Given problem: Report how many lines contain "Query". Give the number and nothing else.

[Extracted data entries]
◇ ◇ ◇ ◇ ◇ ◇ ◇
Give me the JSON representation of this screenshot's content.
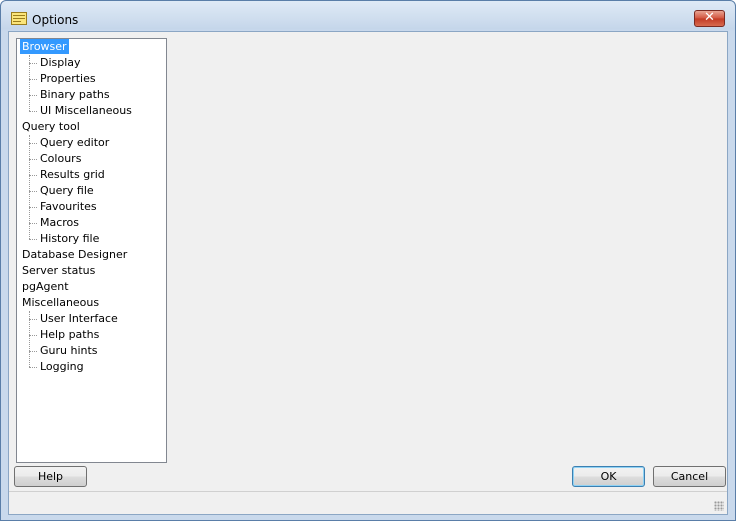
{
  "window": {
    "title": "Options"
  },
  "tree": {
    "groups": [
      {
        "label": "Browser",
        "selected": true,
        "children": [
          "Display",
          "Properties",
          "Binary paths",
          "UI Miscellaneous"
        ]
      },
      {
        "label": "Query tool",
        "children": [
          "Query editor",
          "Colours",
          "Results grid",
          "Query file",
          "Favourites",
          "Macros",
          "History file"
        ]
      },
      {
        "label": "Database Designer",
        "children": []
      },
      {
        "label": "Server status",
        "children": []
      },
      {
        "label": "pgAgent",
        "children": []
      },
      {
        "label": "Miscellaneous",
        "children": [
          "User Interface",
          "Help paths",
          "Guru hints",
          "Logging"
        ]
      }
    ]
  },
  "buttons": {
    "help": "Help",
    "ok": "OK",
    "cancel": "Cancel"
  }
}
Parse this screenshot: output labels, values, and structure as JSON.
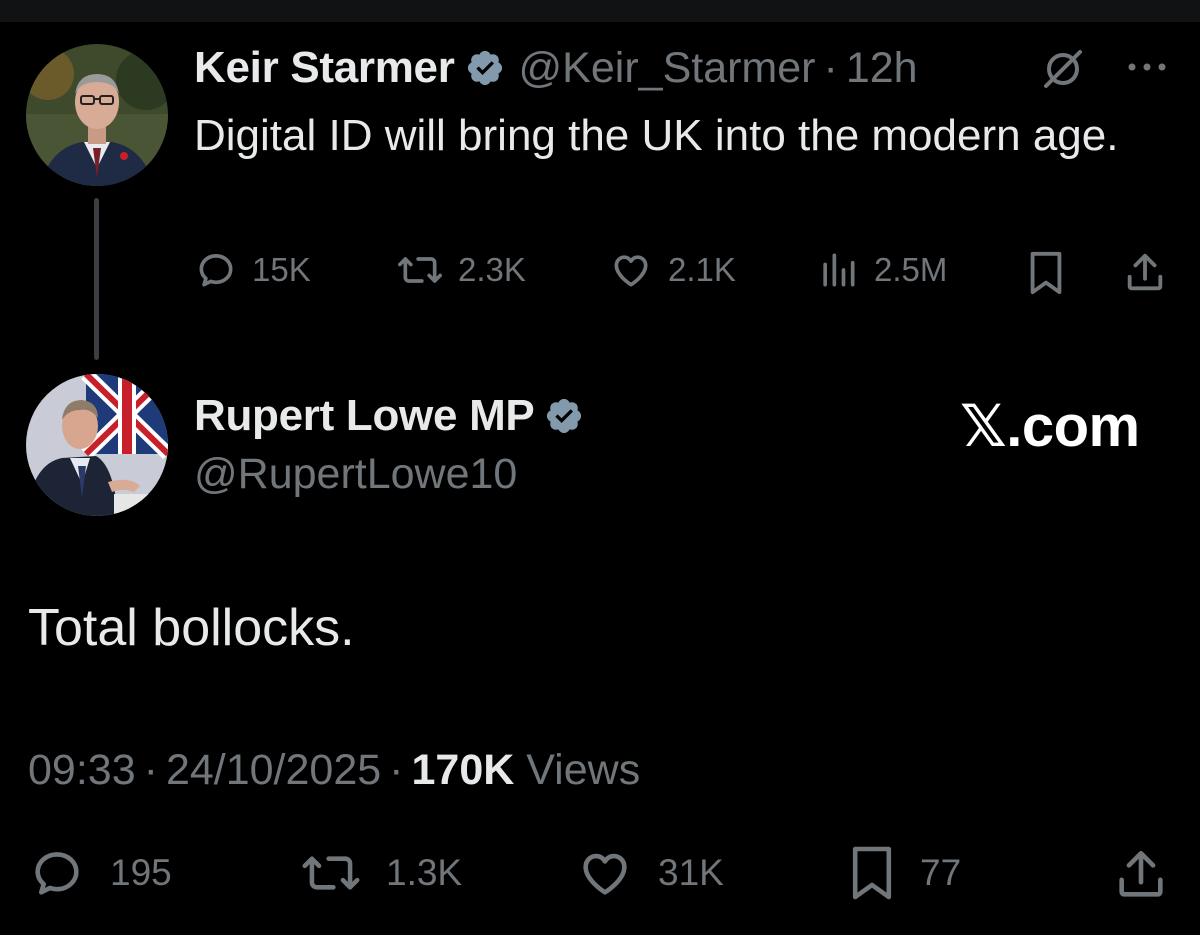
{
  "parent_tweet": {
    "author_name": "Keir Starmer",
    "handle": "@Keir_Starmer",
    "separator": "·",
    "time": "12h",
    "text": "Digital ID will bring the UK into the modern age.",
    "stats": {
      "replies": "15K",
      "reposts": "2.3K",
      "likes": "2.1K",
      "views": "2.5M"
    },
    "icons": [
      "reply-icon",
      "repost-icon",
      "like-icon",
      "views-icon",
      "bookmark-icon",
      "share-icon",
      "grok-icon",
      "more-icon",
      "verified-badge-icon"
    ]
  },
  "main_tweet": {
    "author_name": "Rupert Lowe MP",
    "handle": "@RupertLowe10",
    "text": "Total bollocks.",
    "time": "09:33",
    "separator": "·",
    "date": "24/10/2025",
    "views_count": "170K",
    "views_label": "Views",
    "stats": {
      "replies": "195",
      "reposts": "1.3K",
      "likes": "31K",
      "bookmarks": "77"
    }
  },
  "watermark": "𝕏.com",
  "colors": {
    "background": "#000000",
    "primary_text": "#e7e9ea",
    "secondary_text": "#71767b",
    "verified_badge": "#829aab",
    "thread_line": "#3b3f43"
  }
}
◇ ◇ ◇ ◇ ◇ ◇ ◇
Result of the exercise: 3